start Material shown
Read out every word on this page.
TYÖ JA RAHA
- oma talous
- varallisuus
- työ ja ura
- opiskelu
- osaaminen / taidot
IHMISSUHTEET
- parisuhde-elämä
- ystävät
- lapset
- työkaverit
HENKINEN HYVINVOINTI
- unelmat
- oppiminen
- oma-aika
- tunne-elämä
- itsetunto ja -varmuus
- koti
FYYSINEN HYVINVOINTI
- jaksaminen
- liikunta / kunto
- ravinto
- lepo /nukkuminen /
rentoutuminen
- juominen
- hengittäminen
end Material shown
Challenge -
Write out all records exactly, keeping every detail.

Result of the task -
Read out every word on this page.
TYÖ JA RAHA
- oma talous
- varallisuus
- työ ja ura
- opiskelu
- osaaminen / taidot
IHMISSUHTEET
- parisuhde-elämä
- ystävät
- lapset
- työkaverit
HENKINEN HYVINVOINTI
- unelmat
- oppiminen
- oma-aika
- tunne-elämä
- itsetunto ja -varmuus
- koti
FYYSINEN HYVINVOINTI
- jaksaminen
- liikunta / kunto
- ravinto
- lepo /nukkuminen /
rentoutuminen
- juominen
- hengittäminen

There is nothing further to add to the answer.